Copy out every line in which the string "xlabel" occurs.

━━━━━ Exercise data ━━━━━

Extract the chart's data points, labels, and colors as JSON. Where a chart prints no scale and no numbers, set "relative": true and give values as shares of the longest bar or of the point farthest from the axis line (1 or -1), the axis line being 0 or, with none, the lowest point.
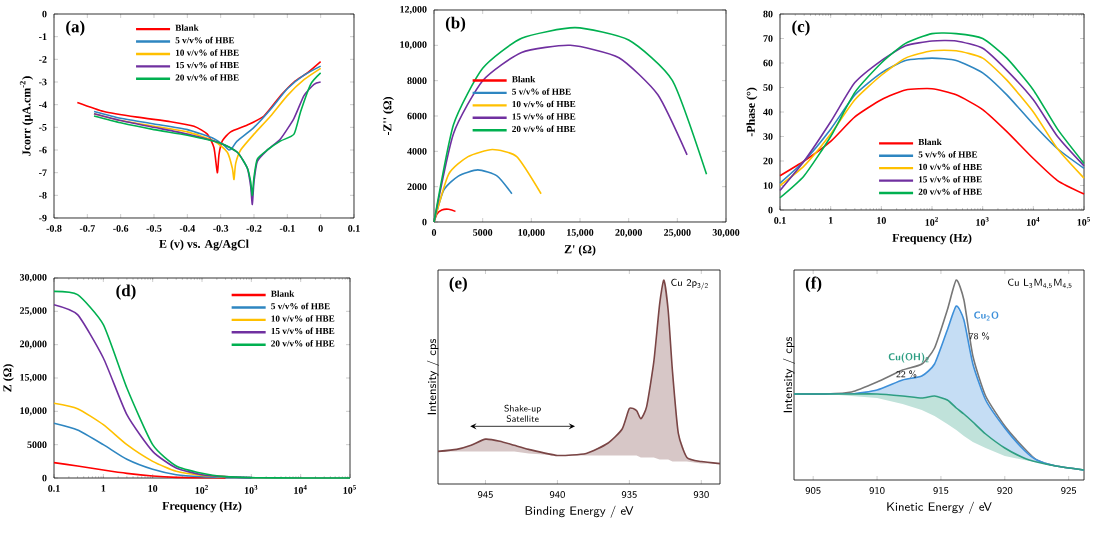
{
  "chart_data": [
    {
      "type": "line",
      "xlabel": "E (v) vs. Ag/AgCl",
      "ylabel": "Jcorr (μA.cm$^{-2}$)",
      "annotations": [
        "(a)"
      ],
      "legend": "top",
      "xlim": [
        -0.8,
        0.1
      ],
      "xticks": [
        -0.8,
        -0.7,
        -0.6,
        -0.5,
        -0.4,
        -0.3,
        -0.2,
        -0.1,
        0,
        0.1
      ],
      "ylim": [
        -9,
        0
      ],
      "yticks": [
        -9,
        -8,
        -7,
        -6,
        -5,
        -4,
        -3,
        -2,
        -1,
        0
      ],
      "series": [
        {
          "name": "Blank",
          "color": "#ff0000",
          "x": [
            -0.73,
            -0.65,
            -0.55,
            -0.45,
            -0.38,
            -0.34,
            -0.32,
            -0.31,
            -0.305,
            -0.295,
            -0.27,
            -0.22,
            -0.17,
            -0.12,
            -0.08,
            -0.04,
            0
          ],
          "values": [
            -3.9,
            -4.3,
            -4.55,
            -4.75,
            -4.95,
            -5.3,
            -5.9,
            -7.0,
            -6.2,
            -5.6,
            -5.2,
            -4.9,
            -4.5,
            -3.6,
            -3.0,
            -2.6,
            -2.1
          ]
        },
        {
          "name": "5 v/v% of HBE",
          "color": "#2e86c1",
          "x": [
            -0.68,
            -0.6,
            -0.5,
            -0.4,
            -0.32,
            -0.29,
            -0.275,
            -0.265,
            -0.25,
            -0.2,
            -0.15,
            -0.1,
            -0.05,
            0
          ],
          "values": [
            -4.3,
            -4.6,
            -4.85,
            -5.1,
            -5.5,
            -5.8,
            -6.0,
            -5.9,
            -5.6,
            -5.0,
            -4.2,
            -3.3,
            -2.7,
            -2.3
          ]
        },
        {
          "name": "10 v/v% of HBE",
          "color": "#ffc000",
          "x": [
            -0.68,
            -0.6,
            -0.5,
            -0.4,
            -0.32,
            -0.28,
            -0.265,
            -0.26,
            -0.255,
            -0.24,
            -0.2,
            -0.15,
            -0.1,
            -0.05,
            0
          ],
          "values": [
            -4.4,
            -4.7,
            -4.95,
            -5.2,
            -5.6,
            -6.1,
            -6.8,
            -7.3,
            -6.6,
            -6.0,
            -5.3,
            -4.5,
            -3.6,
            -2.9,
            -2.4
          ]
        },
        {
          "name": "15 v/v% of HBE",
          "color": "#7030a0",
          "x": [
            -0.68,
            -0.6,
            -0.5,
            -0.4,
            -0.3,
            -0.25,
            -0.22,
            -0.21,
            -0.205,
            -0.2,
            -0.19,
            -0.16,
            -0.12,
            -0.08,
            -0.05,
            -0.02,
            0
          ],
          "values": [
            -4.4,
            -4.7,
            -5.0,
            -5.3,
            -5.7,
            -6.1,
            -6.8,
            -7.6,
            -8.4,
            -7.4,
            -6.5,
            -6.0,
            -5.5,
            -4.6,
            -3.6,
            -3.1,
            -3.0
          ]
        },
        {
          "name": "20 v/v% of HBE",
          "color": "#00b050",
          "x": [
            -0.68,
            -0.6,
            -0.5,
            -0.4,
            -0.3,
            -0.25,
            -0.22,
            -0.21,
            -0.205,
            -0.2,
            -0.19,
            -0.16,
            -0.12,
            -0.08,
            -0.06,
            -0.03,
            0
          ],
          "values": [
            -4.5,
            -4.8,
            -5.1,
            -5.35,
            -5.7,
            -6.1,
            -6.8,
            -7.4,
            -8.0,
            -7.2,
            -6.4,
            -6.0,
            -5.6,
            -5.3,
            -4.3,
            -3.1,
            -2.6
          ]
        }
      ]
    },
    {
      "type": "line",
      "xlabel": "Z' (Ω)",
      "ylabel": "-Z'' (Ω)",
      "annotations": [
        "(b)"
      ],
      "legend": "left",
      "xlim": [
        0,
        30000
      ],
      "xticks": [
        0,
        5000,
        {
          "value": 10000,
          "label": "10,000"
        },
        {
          "value": 15000,
          "label": "15,000"
        },
        {
          "value": 20000,
          "label": "20,000"
        },
        {
          "value": 25000,
          "label": "25,000"
        },
        {
          "value": 30000,
          "label": "30,000"
        }
      ],
      "ylim": [
        0,
        12000
      ],
      "yticks": [
        0,
        2000,
        4000,
        6000,
        8000,
        {
          "value": 10000,
          "label": "10,000"
        },
        {
          "value": 12000,
          "label": "12,000"
        }
      ],
      "series": [
        {
          "name": "Blank",
          "color": "#ff0000",
          "x": [
            0,
            300,
            800,
            1500,
            2200
          ],
          "values": [
            0,
            450,
            680,
            720,
            600
          ]
        },
        {
          "name": "5 v/v% of HBE",
          "color": "#2e86c1",
          "x": [
            0,
            1000,
            2500,
            4500,
            6500,
            8000
          ],
          "values": [
            0,
            1800,
            2600,
            2950,
            2600,
            1600
          ]
        },
        {
          "name": "10 v/v% of HBE",
          "color": "#ffc000",
          "x": [
            0,
            1500,
            3500,
            6000,
            8500,
            11000
          ],
          "values": [
            0,
            2700,
            3700,
            4100,
            3700,
            1600
          ]
        },
        {
          "name": "15 v/v% of HBE",
          "color": "#7030a0",
          "x": [
            0,
            2000,
            5000,
            9000,
            14000,
            19000,
            23000,
            26000
          ],
          "values": [
            0,
            5000,
            8000,
            9600,
            10000,
            9300,
            7200,
            3800
          ]
        },
        {
          "name": "20 v/v% of HBE",
          "color": "#00b050",
          "x": [
            0,
            2000,
            5000,
            9000,
            14500,
            20000,
            24500,
            28000
          ],
          "values": [
            0,
            5500,
            8700,
            10400,
            11000,
            10300,
            8000,
            2700
          ]
        }
      ]
    },
    {
      "type": "line",
      "log": "x",
      "xlabel": "Frequency (Hz)",
      "ylabel": "-Phase (°)",
      "annotations": [
        "(c)"
      ],
      "legend": "bottom",
      "xlim": [
        0.1,
        100000
      ],
      "xticks": [
        0.1,
        1,
        10,
        {
          "value": 100,
          "label": "10$^{2}$"
        },
        {
          "value": 1000,
          "label": "10$^{3}$"
        },
        {
          "value": 10000,
          "label": "10$^{4}$"
        },
        {
          "value": 100000,
          "label": "10$^{5}$"
        }
      ],
      "ylim": [
        0,
        80
      ],
      "yticks": [
        0,
        10,
        20,
        30,
        40,
        50,
        60,
        70,
        80
      ],
      "x": [
        0.1,
        0.3,
        1,
        3,
        10,
        30,
        100,
        300,
        1000,
        3000,
        10000,
        30000,
        100000
      ],
      "series": [
        {
          "name": "Blank",
          "color": "#ff0000",
          "values": [
            14,
            20,
            28,
            38,
            45,
            49,
            49.5,
            47,
            41,
            32,
            21,
            12,
            6.5
          ]
        },
        {
          "name": "5 v/v% of HBE",
          "color": "#2e86c1",
          "values": [
            11,
            20,
            33,
            47,
            56,
            61,
            62,
            61,
            56,
            47,
            35,
            25,
            17
          ]
        },
        {
          "name": "10 v/v% of HBE",
          "color": "#ffc000",
          "values": [
            10,
            18,
            31,
            45,
            55,
            62,
            65,
            65,
            62,
            53,
            40,
            25,
            13
          ]
        },
        {
          "name": "15 v/v% of HBE",
          "color": "#7030a0",
          "values": [
            8,
            20,
            36,
            52,
            61,
            67,
            69,
            69,
            66,
            57,
            45,
            30,
            18
          ]
        },
        {
          "name": "20 v/v% of HBE",
          "color": "#00b050",
          "values": [
            5,
            14,
            30,
            48,
            60,
            68,
            72,
            72,
            70,
            62,
            49,
            33,
            19
          ]
        }
      ]
    },
    {
      "type": "line",
      "log": "x",
      "xlabel": "Frequency (Hz)",
      "ylabel": "Z (Ω)",
      "annotations": [
        "(d)"
      ],
      "legend": "top right",
      "xlim": [
        0.1,
        100000
      ],
      "xticks": [
        0.1,
        1,
        10,
        {
          "value": 100,
          "label": "10$^{2}$"
        },
        {
          "value": 1000,
          "label": "10$^{3}$"
        },
        {
          "value": 10000,
          "label": "10$^{4}$"
        },
        {
          "value": 100000,
          "label": "10$^{5}$"
        }
      ],
      "ylim": [
        0,
        30000
      ],
      "yticks": [
        0,
        5000,
        {
          "value": 10000,
          "label": "10,000"
        },
        {
          "value": 15000,
          "label": "15,000"
        },
        {
          "value": 20000,
          "label": "20,000"
        },
        {
          "value": 25000,
          "label": "25,000"
        },
        {
          "value": 30000,
          "label": "30,000"
        }
      ],
      "x": [
        0.1,
        0.3,
        1,
        3,
        10,
        30,
        100,
        300,
        1000,
        10000,
        100000
      ],
      "series": [
        {
          "name": "Blank",
          "color": "#ff0000",
          "values": [
            2300,
            1800,
            1200,
            700,
            300,
            100,
            50,
            0,
            null,
            null,
            null
          ]
        },
        {
          "name": "5 v/v% of HBE",
          "color": "#2e86c1",
          "values": [
            8200,
            7200,
            5000,
            2800,
            1300,
            500,
            200,
            100,
            30,
            null,
            null
          ]
        },
        {
          "name": "10  v/v% of HBE",
          "color": "#ffc000",
          "values": [
            11200,
            10400,
            8000,
            5000,
            2500,
            1000,
            400,
            200,
            null,
            null,
            null
          ]
        },
        {
          "name": "15  v/v% of HBE",
          "color": "#7030a0",
          "values": [
            26000,
            24500,
            18000,
            9500,
            4000,
            1500,
            500,
            200,
            50,
            null,
            null
          ]
        },
        {
          "name": "20  v/v% of HBE",
          "color": "#00b050",
          "values": [
            28000,
            27500,
            23000,
            13500,
            5000,
            1800,
            700,
            200,
            50,
            0,
            0
          ]
        }
      ]
    },
    {
      "type": "line",
      "relative": true,
      "xlabel": "Binding Energy / eV",
      "ylabel": "Intensity / cps",
      "annotations": [
        "(e)",
        "Cu 2p$_{3/2}$",
        "Shake-up Satellite"
      ],
      "xlim": [
        948.3,
        928.7
      ],
      "xticks": [
        945,
        940,
        935,
        930
      ],
      "series": [
        {
          "color": "#7a4545",
          "x": [
            948.3,
            947,
            946,
            945,
            944,
            943,
            942,
            940,
            938,
            936.5,
            935.5,
            935,
            934.5,
            934.2,
            933.8,
            933.3,
            932.9,
            932.6,
            932.3,
            932,
            931.6,
            931,
            930,
            928.7
          ],
          "values": [
            0.16,
            0.17,
            0.19,
            0.22,
            0.21,
            0.19,
            0.17,
            0.14,
            0.15,
            0.2,
            0.27,
            0.37,
            0.36,
            0.32,
            0.38,
            0.6,
            0.88,
            1.0,
            0.85,
            0.55,
            0.25,
            0.13,
            0.11,
            0.1
          ],
          "lower": [
            0.16,
            0.16,
            0.16,
            0.16,
            0.16,
            0.16,
            0.15,
            0.14,
            0.14,
            0.14,
            0.14,
            0.14,
            0.14,
            0.13,
            0.13,
            0.13,
            0.12,
            0.12,
            0.12,
            0.11,
            0.11,
            0.11,
            0.1,
            0.1
          ],
          "upper": [
            0.16,
            0.17,
            0.19,
            0.22,
            0.21,
            0.19,
            0.17,
            0.14,
            0.15,
            0.2,
            0.27,
            0.37,
            0.36,
            0.32,
            0.38,
            0.6,
            0.88,
            1.0,
            0.85,
            0.55,
            0.25,
            0.13,
            0.11,
            0.1
          ]
        }
      ]
    },
    {
      "type": "line",
      "relative": true,
      "xlabel": "Kinetic Energy / eV",
      "ylabel": "Intensity / cps",
      "annotations": [
        "(f)",
        "Cu L$_{3}$M$_{4,5}$M$_{4,5}$",
        {
          "text": "78 %",
          "x": 918,
          "y": 0.72
        },
        {
          "text": "22 %",
          "x": 912.3,
          "y": 0.53
        }
      ],
      "xlim": [
        903.5,
        926.2
      ],
      "xticks": [
        905,
        910,
        915,
        920,
        925
      ],
      "x": [
        903.5,
        906,
        908,
        910,
        912,
        913.5,
        914.5,
        915.5,
        916.2,
        916.8,
        917.5,
        918.5,
        920,
        921.5,
        922.5,
        924,
        926.2
      ],
      "series": [
        {
          "color": "#777777",
          "values": [
            0.43,
            0.43,
            0.44,
            0.49,
            0.55,
            0.58,
            0.66,
            0.85,
            1.0,
            0.9,
            0.62,
            0.42,
            0.27,
            0.16,
            0.1,
            0.07,
            0.05
          ]
        },
        {
          "name": "Cu$_{2}$O",
          "color": "#3d8fd9",
          "values": [
            0.43,
            0.43,
            0.43,
            0.45,
            0.5,
            0.52,
            0.58,
            0.75,
            0.87,
            0.8,
            0.58,
            0.4,
            0.26,
            0.15,
            0.1,
            0.07,
            0.05
          ],
          "upper": [
            0.43,
            0.43,
            0.43,
            0.45,
            0.5,
            0.52,
            0.58,
            0.75,
            0.87,
            0.8,
            0.58,
            0.4,
            0.26,
            0.15,
            0.1,
            0.07,
            0.05
          ],
          "lower": [
            0.43,
            0.43,
            0.43,
            0.43,
            0.42,
            0.41,
            0.42,
            0.4,
            0.36,
            0.33,
            0.29,
            0.23,
            0.16,
            0.11,
            0.09,
            0.07,
            0.05
          ]
        },
        {
          "name": "Cu(OH)$_{2}$",
          "color": "#2e9e83",
          "values": [
            0.43,
            0.43,
            0.43,
            0.43,
            0.42,
            0.41,
            0.42,
            0.4,
            0.36,
            0.33,
            0.29,
            0.23,
            0.16,
            0.11,
            0.09,
            0.07,
            0.05
          ],
          "upper": [
            0.43,
            0.43,
            0.43,
            0.43,
            0.42,
            0.41,
            0.42,
            0.4,
            0.36,
            0.33,
            0.29,
            0.23,
            0.16,
            0.11,
            0.09,
            0.07,
            0.05
          ],
          "lower": [
            0.43,
            0.43,
            0.42,
            0.41,
            0.38,
            0.35,
            0.32,
            0.28,
            0.25,
            0.22,
            0.19,
            0.16,
            0.12,
            0.1,
            0.09,
            0.07,
            0.05
          ]
        }
      ]
    }
  ]
}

━━━━━

Result of this task
      "xlabel": "E (v) vs. Ag/AgCl",
      "xlabel": "Z' (Ω)",
      "xlabel": "Frequency (Hz)",
      "xlabel": "Frequency (Hz)",
      "xlabel": "Binding Energy / eV",
      "xlabel": "Kinetic Energy / eV",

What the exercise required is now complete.